__TASK DETAILS__
All of the data needs to be repeated exactly.

--- EXCERPTED DATA ---

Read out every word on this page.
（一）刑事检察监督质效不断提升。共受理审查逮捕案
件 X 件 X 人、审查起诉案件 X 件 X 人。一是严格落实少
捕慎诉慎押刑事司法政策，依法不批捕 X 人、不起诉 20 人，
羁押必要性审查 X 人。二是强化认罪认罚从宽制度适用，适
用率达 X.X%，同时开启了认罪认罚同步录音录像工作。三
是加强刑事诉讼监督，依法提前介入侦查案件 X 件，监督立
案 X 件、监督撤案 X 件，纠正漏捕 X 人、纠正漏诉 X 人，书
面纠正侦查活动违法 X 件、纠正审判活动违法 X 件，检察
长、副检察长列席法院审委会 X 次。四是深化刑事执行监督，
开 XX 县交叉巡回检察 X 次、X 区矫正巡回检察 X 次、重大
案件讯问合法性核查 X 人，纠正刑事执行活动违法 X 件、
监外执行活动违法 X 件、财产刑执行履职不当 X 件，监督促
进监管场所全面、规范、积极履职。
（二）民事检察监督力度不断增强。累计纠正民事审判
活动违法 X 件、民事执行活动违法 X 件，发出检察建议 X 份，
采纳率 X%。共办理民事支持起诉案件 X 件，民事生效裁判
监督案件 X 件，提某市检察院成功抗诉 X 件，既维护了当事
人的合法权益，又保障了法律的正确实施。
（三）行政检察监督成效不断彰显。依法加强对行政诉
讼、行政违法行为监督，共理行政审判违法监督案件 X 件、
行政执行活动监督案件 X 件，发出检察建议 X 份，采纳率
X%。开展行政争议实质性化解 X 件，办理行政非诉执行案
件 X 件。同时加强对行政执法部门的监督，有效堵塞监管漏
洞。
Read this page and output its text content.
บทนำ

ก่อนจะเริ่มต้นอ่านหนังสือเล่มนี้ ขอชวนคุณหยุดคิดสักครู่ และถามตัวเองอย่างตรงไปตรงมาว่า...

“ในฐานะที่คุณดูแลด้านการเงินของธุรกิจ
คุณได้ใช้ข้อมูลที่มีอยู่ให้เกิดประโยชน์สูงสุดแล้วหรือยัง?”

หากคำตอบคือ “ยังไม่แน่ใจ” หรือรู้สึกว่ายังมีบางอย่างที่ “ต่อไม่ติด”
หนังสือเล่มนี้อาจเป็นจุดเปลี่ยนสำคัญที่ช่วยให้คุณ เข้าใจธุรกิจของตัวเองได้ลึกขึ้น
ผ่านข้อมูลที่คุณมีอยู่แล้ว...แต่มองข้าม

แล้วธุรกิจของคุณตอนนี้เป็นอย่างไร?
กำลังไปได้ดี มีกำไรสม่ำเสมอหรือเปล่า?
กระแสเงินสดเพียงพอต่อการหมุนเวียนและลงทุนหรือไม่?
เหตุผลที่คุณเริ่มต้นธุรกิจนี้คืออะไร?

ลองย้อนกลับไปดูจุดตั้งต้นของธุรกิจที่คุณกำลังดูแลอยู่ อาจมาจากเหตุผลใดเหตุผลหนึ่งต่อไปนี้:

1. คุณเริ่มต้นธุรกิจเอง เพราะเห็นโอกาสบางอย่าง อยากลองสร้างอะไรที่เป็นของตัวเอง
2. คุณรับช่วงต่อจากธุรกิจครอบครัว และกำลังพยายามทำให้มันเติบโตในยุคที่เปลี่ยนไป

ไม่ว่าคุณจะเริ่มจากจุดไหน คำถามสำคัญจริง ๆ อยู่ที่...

---

__RESPONSE__
Read out every word on this page.
（一）刑事检察监督质效不断提升。共受理审查逮捕案
件 X 件 X 人、审查起诉案件 X 件 X 人。一是严格落实少
捕慎诉慎押刑事司法政策，依法不批捕 X 人、不起诉 20 人，
羁押必要性审查 X 人。二是强化认罪认罚从宽制度适用，适
用率达 X.X%，同时开启了认罪认罚同步录音录像工作。三
是加强刑事诉讼监督，依法提前介入侦查案件 X 件，监督立
案 X 件、监督撤案 X 件，纠正漏捕 X 人、纠正漏诉 X 人，书
面纠正侦查活动违法 X 件、纠正审判活动违法 X 件，检察
长、副检察长列席法院审委会 X 次。四是深化刑事执行监督，
开 XX 县交叉巡回检察 X 次、X 区矫正巡回检察 X 次、重大
案件讯问合法性核查 X 人，纠正刑事执行活动违法 X 件、
监外执行活动违法 X 件、财产刑执行履职不当 X 件，监督促
进监管场所全面、规范、积极履职。
（二）民事检察监督力度不断增强。累计纠正民事审判
活动违法 X 件、民事执行活动违法 X 件，发出检察建议 X 份，
采纳率 X%。共办理民事支持起诉案件 X 件，民事生效裁判
监督案件 X 件，提某市检察院成功抗诉 X 件，既维护了当事
人的合法权益，又保障了法律的正确实施。
（三）行政检察监督成效不断彰显。依法加强对行政诉
讼、行政违法行为监督，共理行政审判违法监督案件 X 件、
行政执行活动监督案件 X 件，发出检察建议 X 份，采纳率
X%。开展行政争议实质性化解 X 件，办理行政非诉执行案
件 X 件。同时加强对行政执法部门的监督，有效堵塞监管漏
洞。
Read this page and output its text content.
บทนำ

ก่อนจะเริ่มต้นอ่านหนังสือเล่มนี้ ขอชวนคุณหยุดคิดสักครู่ และถามตัวเองอย่างตรงไปตรงมาว่า...

“ในฐานะที่คุณดูแลด้านการเงินของธุรกิจ
คุณได้ใช้ข้อมูลที่มีอยู่ให้เกิดประโยชน์สูงสุดแล้วหรือยัง?”

หากคำตอบคือ “ยังไม่แน่ใจ” หรือรู้สึกว่ายังมีบางอย่างที่ “ต่อไม่ติด”
หนังสือเล่มนี้อาจเป็นจุดเปลี่ยนสำคัญที่ช่วยให้คุณ เข้าใจธุรกิจของตัวเองได้ลึกขึ้น
ผ่านข้อมูลที่คุณมีอยู่แล้ว...แต่มองข้าม

แล้วธุรกิจของคุณตอนนี้เป็นอย่างไร?
กำลังไปได้ดี มีกำไรสม่ำเสมอหรือเปล่า?
กระแสเงินสดเพียงพอต่อการหมุนเวียนและลงทุนหรือไม่?
เหตุผลที่คุณเริ่มต้นธุรกิจนี้คืออะไร?

ลองย้อนกลับไปดูจุดตั้งต้นของธุรกิจที่คุณกำลังดูแลอยู่ อาจมาจากเหตุผลใดเหตุผลหนึ่งต่อไปนี้:

1. คุณเริ่มต้นธุรกิจเอง เพราะเห็นโอกาสบางอย่าง อยากลองสร้างอะไรที่เป็นของตัวเอง
2. คุณรับช่วงต่อจากธุรกิจครอบครัว และกำลังพยายามทำให้มันเติบโตในยุคที่เปลี่ยนไป

ไม่ว่าคุณจะเริ่มจากจุดไหน คำถามสำคัญจริง ๆ อยู่ที่...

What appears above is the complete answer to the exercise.